_Written exercise:_
Go through the records and show each line where the word "устройства" occurs.

_Records provided:_
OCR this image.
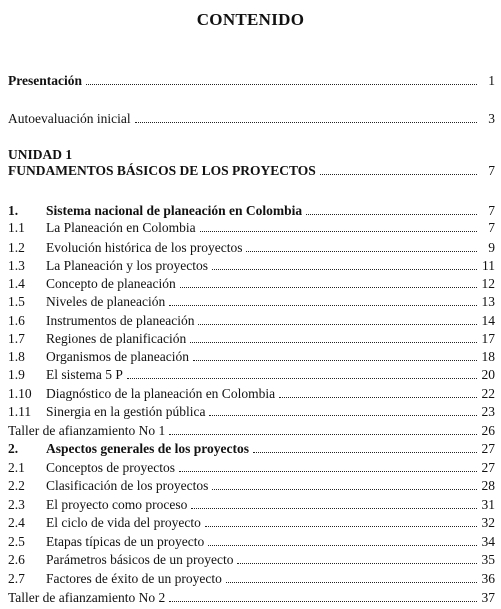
CONTENIDO
UNIDAD 1
Presentación	1
Autoevaluación inicial	3
FUNDAMENTOS BÁSICOS DE LOS PROYECTOS	7
1.	Sistema nacional de planeación en Colombia	7
1.1	La Planeación en Colombia	7
1.2	Evolución histórica de los proyectos	9
1.3	La Planeación y los proyectos	11
1.4	Concepto de planeación	12
1.5	Niveles de planeación	13
1.6	Instrumentos de planeación	14
1.7	Regiones de planificación	17
1.8	Organismos de planeación	18
1.9	El sistema 5 P	20
1.10	Diagnóstico de la planeación en Colombia	22
1.11	Sinergia en la gestión pública	23
Taller de afianzamiento No 1	26
2.	Aspectos generales de los proyectos	27
2.1	Conceptos de proyectos	27
2.2	Clasificación de los proyectos	28
2.3	El proyecto como proceso	31
2.4	El ciclo de vida del proyecto	32
2.5	Etapas típicas de un proyecto	34
2.6	Parámetros básicos de un proyecto	35
2.7	Factores de éxito de un proyecto	36
Taller de afianzamiento No 2	37
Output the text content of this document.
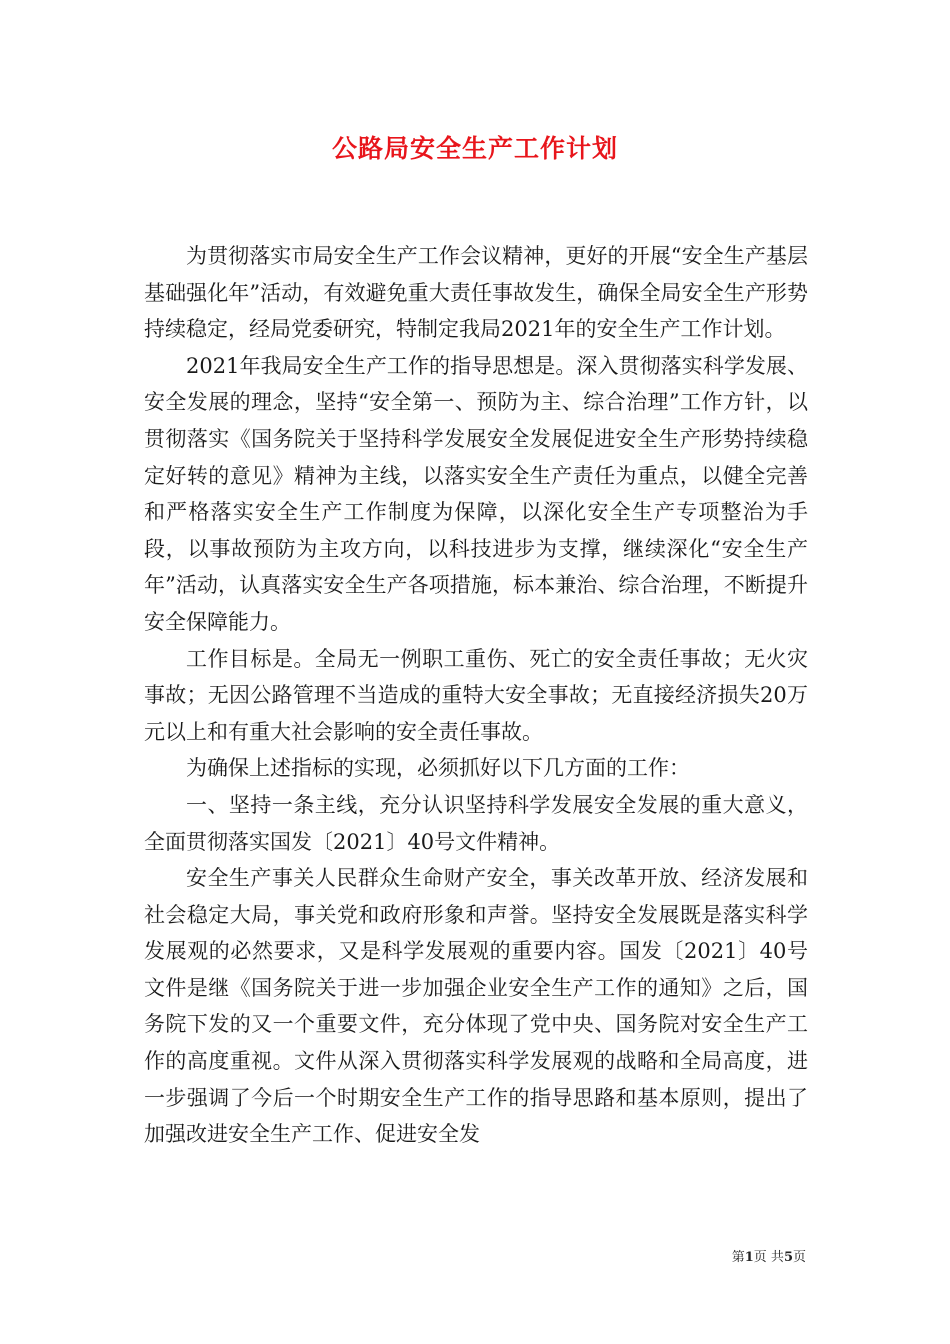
公路局安全生产工作计划

为贯彻落实市局安全生产工作会议精神，更好的开展“安全生产基层基础强化年”活动，有效避免重大责任事故发生，确保全局安全生产形势持续稳定，经局党委研究，特制定我局2021年的安全生产工作计划。

2021年我局安全生产工作的指导思想是。深入贯彻落实科学发展、安全发展的理念，坚持“安全第一、预防为主、综合治理”工作方针，以贯彻落实《国务院关于坚持科学发展安全发展促进安全生产形势持续稳定好转的意见》精神为主线，以落实安全生产责任为重点，以健全完善和严格落实安全生产工作制度为保障，以深化安全生产专项整治为手段，以事故预防为主攻方向，以科技进步为支撑，继续深化“安全生产年”活动，认真落实安全生产各项措施，标本兼治、综合治理，不断提升安全保障能力。

工作目标是。全局无一例职工重伤、死亡的安全责任事故；无火灾事故；无因公路管理不当造成的重特大安全事故；无直接经济损失20万元以上和有重大社会影响的安全责任事故。

为确保上述指标的实现，必须抓好以下几方面的工作：

一、坚持一条主线，充分认识坚持科学发展安全发展的重大意义，全面贯彻落实国发〔2021〕40号文件精神。

安全生产事关人民群众生命财产安全，事关改革开放、经济发展和社会稳定大局，事关党和政府形象和声誉。坚持安全发展既是落实科学发展观的必然要求，又是科学发展观的重要内容。国发〔2021〕40号文件是继《国务院关于进一步加强企业安全生产工作的通知》之后，国务院下发的又一个重要文件，充分体现了党中央、国务院对安全生产工作的高度重视。文件从深入贯彻落实科学发展观的战略和全局高度，进一步强调了今后一个时期安全生产工作的指导思路和基本原则，提出了加强改进安全生产工作、促进安全发

第1页 共5页
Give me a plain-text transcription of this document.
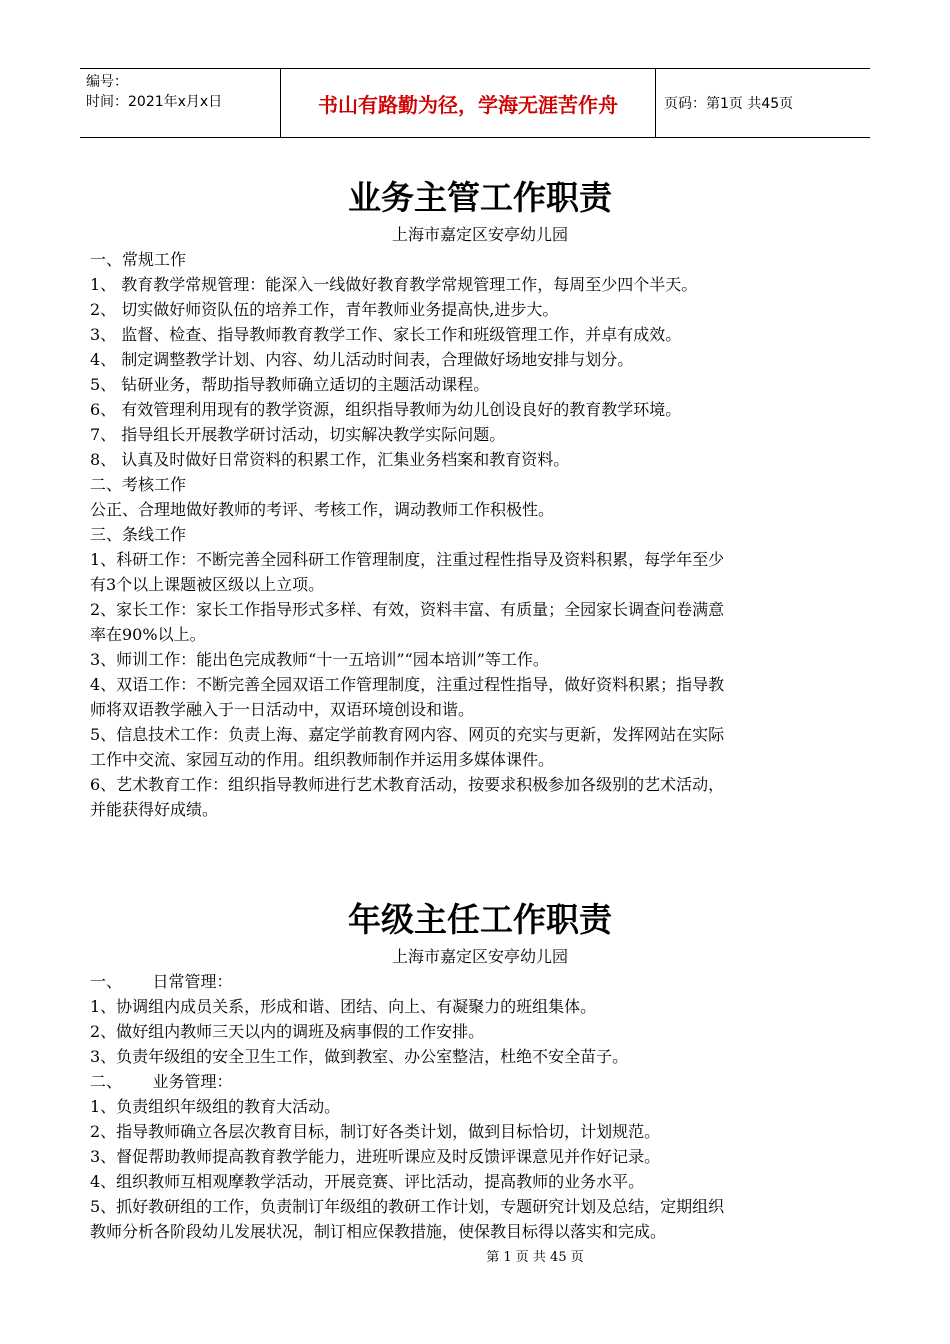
编号：
时间：2021年x月x日	书山有路勤为径，学海无涯苦作舟	页码：第1页 共45页
业务主管工作职责
上海市嘉定区安亭幼儿园
一、常规工作
1、 教育教学常规管理：能深入一线做好教育教学常规管理工作，每周至少四个半天。
2、 切实做好师资队伍的培养工作，青年教师业务提高快,进步大。
3、 监督、检查、指导教师教育教学工作、家长工作和班级管理工作，并卓有成效。
4、 制定调整教学计划、内容、幼儿活动时间表，合理做好场地安排与划分。
5、 钻研业务，帮助指导教师确立适切的主题活动课程。
6、 有效管理利用现有的教学资源，组织指导教师为幼儿创设良好的教育教学环境。
7、 指导组长开展教学研讨活动，切实解决教学实际问题。
8、 认真及时做好日常资料的积累工作，汇集业务档案和教育资料。
二、考核工作
公正、合理地做好教师的考评、考核工作，调动教师工作积极性。
三、条线工作
1、科研工作：不断完善全园科研工作管理制度，注重过程性指导及资料积累，每学年至少
有3个以上课题被区级以上立项。
2、家长工作：家长工作指导形式多样、有效，资料丰富、有质量；全园家长调查问卷满意
率在90%以上。
3、师训工作：能出色完成教师“十一五培训”“园本培训”等工作。
4、双语工作：不断完善全园双语工作管理制度，注重过程性指导，做好资料积累；指导教
师将双语教学融入于一日活动中，双语环境创设和谐。
5、信息技术工作：负责上海、嘉定学前教育网内容、网页的充实与更新，发挥网站在实际
工作中交流、家园互动的作用。组织教师制作并运用多媒体课件。
6、艺术教育工作：组织指导教师进行艺术教育活动，按要求积极参加各级别的艺术活动，
并能获得好成绩。
年级主任工作职责
上海市嘉定区安亭幼儿园
一、      日常管理：
1、协调组内成员关系，形成和谐、团结、向上、有凝聚力的班组集体。
2、做好组内教师三天以内的调班及病事假的工作安排。
3、负责年级组的安全卫生工作，做到教室、办公室整洁，杜绝不安全苗子。
二、      业务管理：
1、负责组织年级组的教育大活动。
2、指导教师确立各层次教育目标，制订好各类计划，做到目标恰切，计划规范。
3、督促帮助教师提高教育教学能力，进班听课应及时反馈评课意见并作好记录。
4、组织教师互相观摩教学活动，开展竞赛、评比活动，提高教师的业务水平。
5、抓好教研组的工作，负责制订年级组的教研工作计划，专题研究计划及总结，定期组织
教师分析各阶段幼儿发展状况，制订相应保教措施，使保教目标得以落实和完成。
第 1 页 共 45 页
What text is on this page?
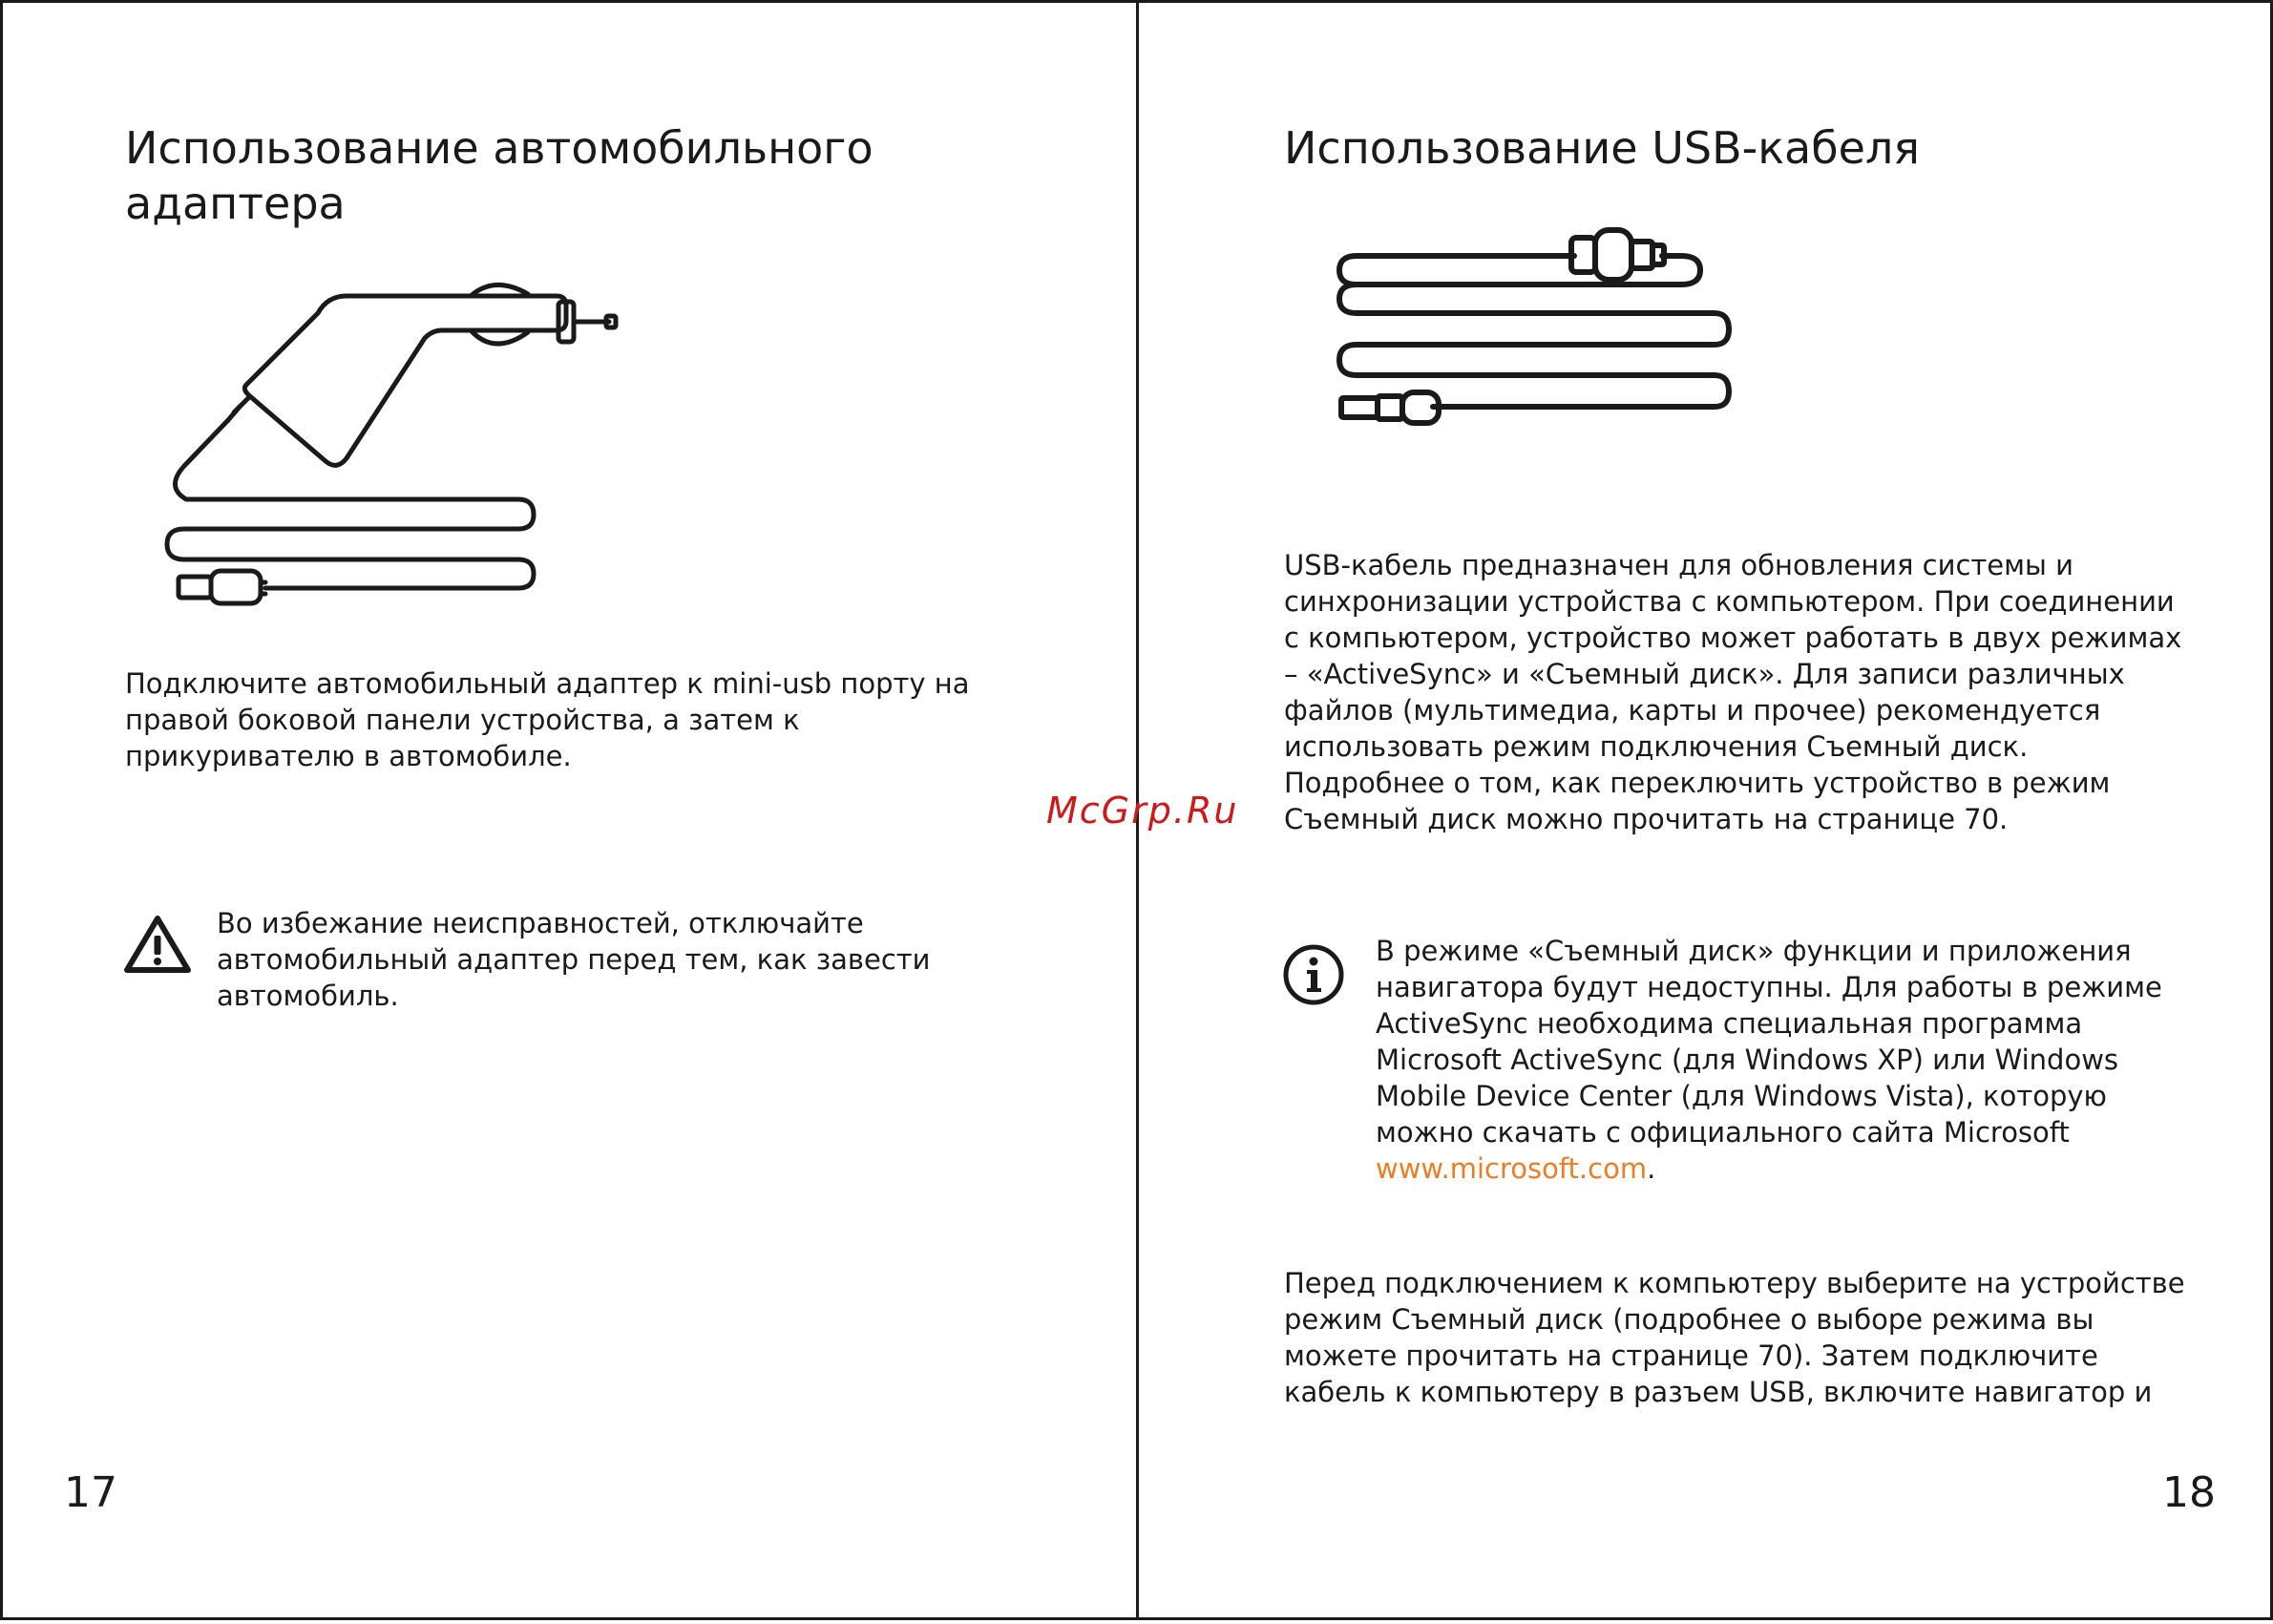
Использование автомобильного
адаптера

Подключите автомобильный адаптер к mini-usb порту на
правой боковой панели устройства, а затем к
прикуривателю в автомобиле.

Во избежание неисправностей, отключайте
автомобильный адаптер перед тем, как завести
автомобиль.

17
Использование USB-кабеля

USB-кабель предназначен для обновления системы и
синхронизации устройства с компьютером. При соединении
с компьютером, устройство может работать в двух режимах
– «ActiveSync» и «Съемный диск». Для записи различных
файлов (мультимедиа, карты и прочее) рекомендуется
использовать режим подключения Съемный диск.
Подробнее о том, как переключить устройство в режим
Съемный диск можно прочитать на странице 70.

В режиме «Съемный диск» функции и приложения
навигатора будут недоступны. Для работы в режиме
ActiveSync необходима специальная программа
Microsoft ActiveSync (для Windows XP) или Windows
Mobile Device Center (для Windows Vista), которую
можно скачать с официального сайта Microsoft
www.microsoft.com.

Перед подключением к компьютеру выберите на устройстве
режим Съемный диск (подробнее о выборе режима вы
можете прочитать на странице 70). Затем подключите
кабель к компьютеру в разъем USB, включите навигатор и

18
McGrp.Ru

_Response to this task:_
правой боковой панели устройства, а затем к
синхронизации устройства с компьютером. При соединении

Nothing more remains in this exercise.